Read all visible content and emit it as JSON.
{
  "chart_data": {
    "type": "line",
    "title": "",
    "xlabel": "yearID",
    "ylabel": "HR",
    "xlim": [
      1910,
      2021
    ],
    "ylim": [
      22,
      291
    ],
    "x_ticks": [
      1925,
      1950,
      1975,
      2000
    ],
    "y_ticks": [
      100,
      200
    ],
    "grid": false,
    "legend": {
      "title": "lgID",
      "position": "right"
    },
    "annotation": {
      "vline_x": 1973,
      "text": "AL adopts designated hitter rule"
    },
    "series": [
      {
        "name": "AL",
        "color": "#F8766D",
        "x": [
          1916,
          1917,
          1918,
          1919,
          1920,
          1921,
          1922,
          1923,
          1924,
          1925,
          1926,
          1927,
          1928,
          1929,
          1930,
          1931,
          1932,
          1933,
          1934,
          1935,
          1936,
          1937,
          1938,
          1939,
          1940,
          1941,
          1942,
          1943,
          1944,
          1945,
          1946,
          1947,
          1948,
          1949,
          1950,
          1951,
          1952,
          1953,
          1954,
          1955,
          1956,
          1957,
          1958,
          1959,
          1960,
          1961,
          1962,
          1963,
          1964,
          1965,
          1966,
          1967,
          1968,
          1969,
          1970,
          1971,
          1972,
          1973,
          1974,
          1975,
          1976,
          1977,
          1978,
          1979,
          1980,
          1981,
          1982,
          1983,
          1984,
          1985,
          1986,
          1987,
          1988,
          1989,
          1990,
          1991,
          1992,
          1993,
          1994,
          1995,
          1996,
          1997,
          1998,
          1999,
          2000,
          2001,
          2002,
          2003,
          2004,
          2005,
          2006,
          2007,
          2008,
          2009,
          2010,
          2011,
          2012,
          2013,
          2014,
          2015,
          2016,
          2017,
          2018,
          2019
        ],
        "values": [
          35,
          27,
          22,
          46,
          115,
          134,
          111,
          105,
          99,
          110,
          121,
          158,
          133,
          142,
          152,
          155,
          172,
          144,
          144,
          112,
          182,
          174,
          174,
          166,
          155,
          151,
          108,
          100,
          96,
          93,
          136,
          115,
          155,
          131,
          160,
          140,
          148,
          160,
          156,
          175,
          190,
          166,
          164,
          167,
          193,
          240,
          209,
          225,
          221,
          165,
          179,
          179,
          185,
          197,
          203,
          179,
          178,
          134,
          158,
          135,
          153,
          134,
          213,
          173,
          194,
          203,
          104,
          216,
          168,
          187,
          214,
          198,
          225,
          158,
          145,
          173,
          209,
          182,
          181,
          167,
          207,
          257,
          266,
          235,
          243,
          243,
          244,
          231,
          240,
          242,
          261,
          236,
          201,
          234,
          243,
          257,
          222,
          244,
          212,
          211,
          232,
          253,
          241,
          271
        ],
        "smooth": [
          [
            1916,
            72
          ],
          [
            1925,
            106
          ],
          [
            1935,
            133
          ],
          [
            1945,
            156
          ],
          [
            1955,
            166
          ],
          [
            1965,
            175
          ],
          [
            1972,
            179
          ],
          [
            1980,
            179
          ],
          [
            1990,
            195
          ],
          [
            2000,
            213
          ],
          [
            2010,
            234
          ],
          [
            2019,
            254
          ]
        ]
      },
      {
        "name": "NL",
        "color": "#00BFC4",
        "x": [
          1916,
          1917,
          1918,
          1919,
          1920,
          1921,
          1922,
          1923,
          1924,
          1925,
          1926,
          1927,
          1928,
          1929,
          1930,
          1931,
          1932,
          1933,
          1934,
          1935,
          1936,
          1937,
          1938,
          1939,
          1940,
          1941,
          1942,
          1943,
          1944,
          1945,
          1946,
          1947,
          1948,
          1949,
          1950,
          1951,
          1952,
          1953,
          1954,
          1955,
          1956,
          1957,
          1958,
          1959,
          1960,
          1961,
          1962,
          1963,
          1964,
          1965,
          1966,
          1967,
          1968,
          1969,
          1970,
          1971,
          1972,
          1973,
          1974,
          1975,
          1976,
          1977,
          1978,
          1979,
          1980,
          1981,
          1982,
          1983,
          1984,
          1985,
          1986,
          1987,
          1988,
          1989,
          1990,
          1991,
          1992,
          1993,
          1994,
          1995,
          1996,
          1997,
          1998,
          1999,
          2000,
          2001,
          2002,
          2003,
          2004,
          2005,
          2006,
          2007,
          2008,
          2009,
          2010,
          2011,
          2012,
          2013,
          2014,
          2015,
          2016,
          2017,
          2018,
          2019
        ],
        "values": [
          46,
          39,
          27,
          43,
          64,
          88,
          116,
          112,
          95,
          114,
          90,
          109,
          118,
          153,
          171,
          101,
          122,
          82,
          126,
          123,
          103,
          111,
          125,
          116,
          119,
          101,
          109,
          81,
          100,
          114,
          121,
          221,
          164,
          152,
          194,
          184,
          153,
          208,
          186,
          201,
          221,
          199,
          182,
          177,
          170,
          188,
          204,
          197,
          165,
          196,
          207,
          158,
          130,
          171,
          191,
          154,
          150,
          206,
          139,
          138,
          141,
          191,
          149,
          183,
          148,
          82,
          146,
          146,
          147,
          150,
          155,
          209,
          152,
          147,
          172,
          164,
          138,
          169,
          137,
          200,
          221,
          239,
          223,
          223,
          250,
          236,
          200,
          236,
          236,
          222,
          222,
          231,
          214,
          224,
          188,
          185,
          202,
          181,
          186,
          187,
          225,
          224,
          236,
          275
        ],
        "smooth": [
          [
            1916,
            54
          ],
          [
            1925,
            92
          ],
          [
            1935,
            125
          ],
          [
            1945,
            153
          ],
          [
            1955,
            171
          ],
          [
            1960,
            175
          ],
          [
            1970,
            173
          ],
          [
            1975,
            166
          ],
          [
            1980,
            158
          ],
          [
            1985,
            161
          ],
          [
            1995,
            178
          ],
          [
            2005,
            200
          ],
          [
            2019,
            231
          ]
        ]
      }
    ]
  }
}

+ + + + +

● WRITTEN EXERCISE
Every record shown above must be echoed exactly.

● COMPLETE ANSWER
Read all visible content and emit it as JSON.
{
  "chart_data": {
    "type": "line",
    "title": "",
    "xlabel": "yearID",
    "ylabel": "HR",
    "xlim": [
      1910,
      2021
    ],
    "ylim": [
      22,
      291
    ],
    "x_ticks": [
      1925,
      1950,
      1975,
      2000
    ],
    "y_ticks": [
      100,
      200
    ],
    "grid": false,
    "legend": {
      "title": "lgID",
      "position": "right"
    },
    "annotation": {
      "vline_x": 1973,
      "text": "AL adopts designated hitter rule"
    },
    "series": [
      {
        "name": "AL",
        "color": "#F8766D",
        "x": [
          1916,
          1917,
          1918,
          1919,
          1920,
          1921,
          1922,
          1923,
          1924,
          1925,
          1926,
          1927,
          1928,
          1929,
          1930,
          1931,
          1932,
          1933,
          1934,
          1935,
          1936,
          1937,
          1938,
          1939,
          1940,
          1941,
          1942,
          1943,
          1944,
          1945,
          1946,
          1947,
          1948,
          1949,
          1950,
          1951,
          1952,
          1953,
          1954,
          1955,
          1956,
          1957,
          1958,
          1959,
          1960,
          1961,
          1962,
          1963,
          1964,
          1965,
          1966,
          1967,
          1968,
          1969,
          1970,
          1971,
          1972,
          1973,
          1974,
          1975,
          1976,
          1977,
          1978,
          1979,
          1980,
          1981,
          1982,
          1983,
          1984,
          1985,
          1986,
          1987,
          1988,
          1989,
          1990,
          1991,
          1992,
          1993,
          1994,
          1995,
          1996,
          1997,
          1998,
          1999,
          2000,
          2001,
          2002,
          2003,
          2004,
          2005,
          2006,
          2007,
          2008,
          2009,
          2010,
          2011,
          2012,
          2013,
          2014,
          2015,
          2016,
          2017,
          2018,
          2019
        ],
        "values": [
          35,
          27,
          22,
          46,
          115,
          134,
          111,
          105,
          99,
          110,
          121,
          158,
          133,
          142,
          152,
          155,
          172,
          144,
          144,
          112,
          182,
          174,
          174,
          166,
          155,
          151,
          108,
          100,
          96,
          93,
          136,
          115,
          155,
          131,
          160,
          140,
          148,
          160,
          156,
          175,
          190,
          166,
          164,
          167,
          193,
          240,
          209,
          225,
          221,
          165,
          179,
          179,
          185,
          197,
          203,
          179,
          178,
          134,
          158,
          135,
          153,
          134,
          213,
          173,
          194,
          203,
          104,
          216,
          168,
          187,
          214,
          198,
          225,
          158,
          145,
          173,
          209,
          182,
          181,
          167,
          207,
          257,
          266,
          235,
          243,
          243,
          244,
          231,
          240,
          242,
          261,
          236,
          201,
          234,
          243,
          257,
          222,
          244,
          212,
          211,
          232,
          253,
          241,
          271
        ],
        "smooth": [
          [
            1916,
            72
          ],
          [
            1925,
            106
          ],
          [
            1935,
            133
          ],
          [
            1945,
            156
          ],
          [
            1955,
            166
          ],
          [
            1965,
            175
          ],
          [
            1972,
            179
          ],
          [
            1980,
            179
          ],
          [
            1990,
            195
          ],
          [
            2000,
            213
          ],
          [
            2010,
            234
          ],
          [
            2019,
            254
          ]
        ]
      },
      {
        "name": "NL",
        "color": "#00BFC4",
        "x": [
          1916,
          1917,
          1918,
          1919,
          1920,
          1921,
          1922,
          1923,
          1924,
          1925,
          1926,
          1927,
          1928,
          1929,
          1930,
          1931,
          1932,
          1933,
          1934,
          1935,
          1936,
          1937,
          1938,
          1939,
          1940,
          1941,
          1942,
          1943,
          1944,
          1945,
          1946,
          1947,
          1948,
          1949,
          1950,
          1951,
          1952,
          1953,
          1954,
          1955,
          1956,
          1957,
          1958,
          1959,
          1960,
          1961,
          1962,
          1963,
          1964,
          1965,
          1966,
          1967,
          1968,
          1969,
          1970,
          1971,
          1972,
          1973,
          1974,
          1975,
          1976,
          1977,
          1978,
          1979,
          1980,
          1981,
          1982,
          1983,
          1984,
          1985,
          1986,
          1987,
          1988,
          1989,
          1990,
          1991,
          1992,
          1993,
          1994,
          1995,
          1996,
          1997,
          1998,
          1999,
          2000,
          2001,
          2002,
          2003,
          2004,
          2005,
          2006,
          2007,
          2008,
          2009,
          2010,
          2011,
          2012,
          2013,
          2014,
          2015,
          2016,
          2017,
          2018,
          2019
        ],
        "values": [
          46,
          39,
          27,
          43,
          64,
          88,
          116,
          112,
          95,
          114,
          90,
          109,
          118,
          153,
          171,
          101,
          122,
          82,
          126,
          123,
          103,
          111,
          125,
          116,
          119,
          101,
          109,
          81,
          100,
          114,
          121,
          221,
          164,
          152,
          194,
          184,
          153,
          208,
          186,
          201,
          221,
          199,
          182,
          177,
          170,
          188,
          204,
          197,
          165,
          196,
          207,
          158,
          130,
          171,
          191,
          154,
          150,
          206,
          139,
          138,
          141,
          191,
          149,
          183,
          148,
          82,
          146,
          146,
          147,
          150,
          155,
          209,
          152,
          147,
          172,
          164,
          138,
          169,
          137,
          200,
          221,
          239,
          223,
          223,
          250,
          236,
          200,
          236,
          236,
          222,
          222,
          231,
          214,
          224,
          188,
          185,
          202,
          181,
          186,
          187,
          225,
          224,
          236,
          275
        ],
        "smooth": [
          [
            1916,
            54
          ],
          [
            1925,
            92
          ],
          [
            1935,
            125
          ],
          [
            1945,
            153
          ],
          [
            1955,
            171
          ],
          [
            1960,
            175
          ],
          [
            1970,
            173
          ],
          [
            1975,
            166
          ],
          [
            1980,
            158
          ],
          [
            1985,
            161
          ],
          [
            1995,
            178
          ],
          [
            2005,
            200
          ],
          [
            2019,
            231
          ]
        ]
      }
    ]
  }
}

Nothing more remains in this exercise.